The answer must consist of every line below containing "Active".
----- The data
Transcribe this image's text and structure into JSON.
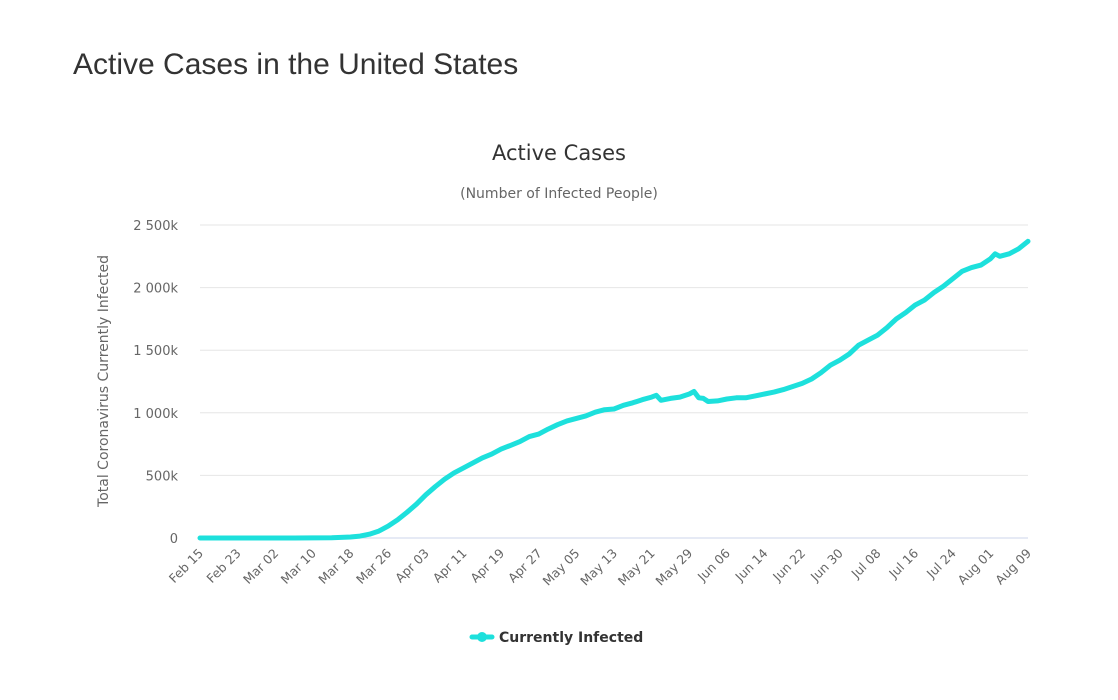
{
  "page_title": "Active Cases in the United States",
  "chart_data": {
    "type": "line",
    "title": "Active Cases",
    "subtitle": "(Number of Infected People)",
    "ylabel": "Total Coronavirus Currently Infected",
    "xlabel": "",
    "x_start": "Feb 15",
    "x_range_days": [
      0,
      176
    ],
    "ylim": [
      0,
      2500000
    ],
    "y_ticks": [
      0,
      500000,
      1000000,
      1500000,
      2000000,
      2500000
    ],
    "y_tick_labels": [
      "0",
      "500k",
      "1 000k",
      "1 500k",
      "2 000k",
      "2 500k"
    ],
    "x_tick_labels": [
      "Feb 15",
      "Feb 23",
      "Mar 02",
      "Mar 10",
      "Mar 18",
      "Mar 26",
      "Apr 03",
      "Apr 11",
      "Apr 19",
      "Apr 27",
      "May 05",
      "May 13",
      "May 21",
      "May 29",
      "Jun 06",
      "Jun 14",
      "Jun 22",
      "Jun 30",
      "Jul 08",
      "Jul 16",
      "Jul 24",
      "Aug 01",
      "Aug 09"
    ],
    "x_tick_interval_days": 8,
    "grid": true,
    "legend_position": "bottom-center",
    "series": [
      {
        "name": "Currently Infected",
        "color": "#1de0dc",
        "days": [
          0,
          4,
          8,
          12,
          16,
          20,
          24,
          28,
          32,
          34,
          36,
          38,
          40,
          42,
          44,
          46,
          48,
          50,
          52,
          54,
          56,
          58,
          60,
          62,
          64,
          66,
          68,
          70,
          72,
          74,
          76,
          78,
          80,
          82,
          84,
          86,
          88,
          90,
          92,
          94,
          96,
          97,
          98,
          100,
          102,
          104,
          105,
          106,
          107,
          108,
          110,
          112,
          114,
          116,
          118,
          120,
          122,
          124,
          126,
          128,
          130,
          132,
          134,
          136,
          138,
          140,
          142,
          144,
          146,
          148,
          150,
          152,
          154,
          156,
          158,
          160,
          162,
          164,
          166,
          168,
          169,
          170,
          172,
          174,
          176
        ],
        "values": [
          0,
          0,
          0,
          0,
          0,
          0,
          500,
          2000,
          8000,
          15000,
          30000,
          55000,
          95000,
          145000,
          205000,
          270000,
          345000,
          410000,
          470000,
          520000,
          560000,
          600000,
          640000,
          670000,
          710000,
          740000,
          770000,
          810000,
          830000,
          870000,
          905000,
          935000,
          955000,
          975000,
          1005000,
          1025000,
          1030000,
          1060000,
          1080000,
          1105000,
          1125000,
          1140000,
          1100000,
          1115000,
          1125000,
          1150000,
          1170000,
          1120000,
          1115000,
          1090000,
          1095000,
          1110000,
          1120000,
          1120000,
          1135000,
          1150000,
          1165000,
          1185000,
          1210000,
          1235000,
          1270000,
          1320000,
          1380000,
          1420000,
          1470000,
          1540000,
          1580000,
          1620000,
          1680000,
          1750000,
          1800000,
          1860000,
          1900000,
          1960000,
          2010000,
          2070000,
          2130000,
          2160000,
          2180000,
          2230000,
          2270000,
          2250000,
          2270000,
          2310000,
          2370000
        ]
      }
    ]
  }
}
----------
> _The answer_
  "page_title": "Active Cases in the United States",
    "title": "Active Cases",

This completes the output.